_DIRECTIONS:_ Repeat the material exactly, every line of it.

_TASK INPUTS:_
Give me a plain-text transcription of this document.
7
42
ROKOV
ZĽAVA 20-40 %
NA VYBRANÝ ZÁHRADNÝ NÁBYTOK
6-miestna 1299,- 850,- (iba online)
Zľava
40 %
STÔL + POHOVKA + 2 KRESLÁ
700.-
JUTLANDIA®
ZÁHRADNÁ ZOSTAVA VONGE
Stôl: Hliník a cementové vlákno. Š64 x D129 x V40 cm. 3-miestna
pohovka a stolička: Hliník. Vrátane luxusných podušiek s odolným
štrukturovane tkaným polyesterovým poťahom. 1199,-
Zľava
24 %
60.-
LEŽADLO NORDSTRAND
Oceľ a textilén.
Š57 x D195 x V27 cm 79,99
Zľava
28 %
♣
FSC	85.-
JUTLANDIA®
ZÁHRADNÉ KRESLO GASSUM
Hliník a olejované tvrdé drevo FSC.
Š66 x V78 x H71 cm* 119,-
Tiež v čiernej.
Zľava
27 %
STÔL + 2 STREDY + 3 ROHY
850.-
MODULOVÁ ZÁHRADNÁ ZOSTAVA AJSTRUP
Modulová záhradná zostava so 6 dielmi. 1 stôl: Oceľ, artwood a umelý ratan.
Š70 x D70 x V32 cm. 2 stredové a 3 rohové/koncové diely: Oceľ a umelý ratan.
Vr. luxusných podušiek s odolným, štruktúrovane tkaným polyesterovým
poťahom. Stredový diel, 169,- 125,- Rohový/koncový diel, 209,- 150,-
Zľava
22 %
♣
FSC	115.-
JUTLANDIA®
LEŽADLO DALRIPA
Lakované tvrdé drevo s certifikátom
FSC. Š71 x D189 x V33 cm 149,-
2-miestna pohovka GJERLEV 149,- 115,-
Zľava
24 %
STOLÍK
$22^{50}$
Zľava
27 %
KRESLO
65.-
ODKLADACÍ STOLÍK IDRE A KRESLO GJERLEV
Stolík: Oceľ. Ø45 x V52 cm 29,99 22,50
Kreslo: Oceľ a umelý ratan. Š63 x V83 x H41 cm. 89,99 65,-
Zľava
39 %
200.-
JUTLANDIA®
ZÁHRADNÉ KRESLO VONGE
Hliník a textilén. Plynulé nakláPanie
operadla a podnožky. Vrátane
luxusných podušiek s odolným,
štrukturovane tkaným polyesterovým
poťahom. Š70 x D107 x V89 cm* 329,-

_THE REPLY:_
Give me a plain-text transcription of this document.
7
42
ROKOV
ZĽAVA 20-40 %
NA VYBRANÝ ZÁHRADNÝ NÁBYTOK
6-miestna 1299,- 850,- (iba online)
Zľava
40 %
STÔL + POHOVKA + 2 KRESLÁ
700.-
JUTLANDIA®
ZÁHRADNÁ ZOSTAVA VONGE
Stôl: Hliník a cementové vlákno. Š64 x D129 x V40 cm. 3-miestna
pohovka a stolička: Hliník. Vrátane luxusných podušiek s odolným
štrukturovane tkaným polyesterovým poťahom. 1199,-
Zľava
24 %
60.-
LEŽADLO NORDSTRAND
Oceľ a textilén.
Š57 x D195 x V27 cm 79,99
Zľava
28 %
♣
FSC	85.-
JUTLANDIA®
ZÁHRADNÉ KRESLO GASSUM
Hliník a olejované tvrdé drevo FSC.
Š66 x V78 x H71 cm* 119,-
Tiež v čiernej.
Zľava
27 %
STÔL + 2 STREDY + 3 ROHY
850.-
MODULOVÁ ZÁHRADNÁ ZOSTAVA AJSTRUP
Modulová záhradná zostava so 6 dielmi. 1 stôl: Oceľ, artwood a umelý ratan.
Š70 x D70 x V32 cm. 2 stredové a 3 rohové/koncové diely: Oceľ a umelý ratan.
Vr. luxusných podušiek s odolným, štruktúrovane tkaným polyesterovým
poťahom. Stredový diel, 169,- 125,- Rohový/koncový diel, 209,- 150,-
Zľava
22 %
♣
FSC	115.-
JUTLANDIA®
LEŽADLO DALRIPA
Lakované tvrdé drevo s certifikátom
FSC. Š71 x D189 x V33 cm 149,-
2-miestna pohovka GJERLEV 149,- 115,-
Zľava
24 %
STOLÍK
$22^{50}$
Zľava
27 %
KRESLO
65.-
ODKLADACÍ STOLÍK IDRE A KRESLO GJERLEV
Stolík: Oceľ. Ø45 x V52 cm 29,99 22,50
Kreslo: Oceľ a umelý ratan. Š63 x V83 x H41 cm. 89,99 65,-
Zľava
39 %
200.-
JUTLANDIA®
ZÁHRADNÉ KRESLO VONGE
Hliník a textilén. Plynulé nakláPanie
operadla a podnožky. Vrátane
luxusných podušiek s odolným,
štrukturovane tkaným polyesterovým
poťahom. Š70 x D107 x V89 cm* 329,-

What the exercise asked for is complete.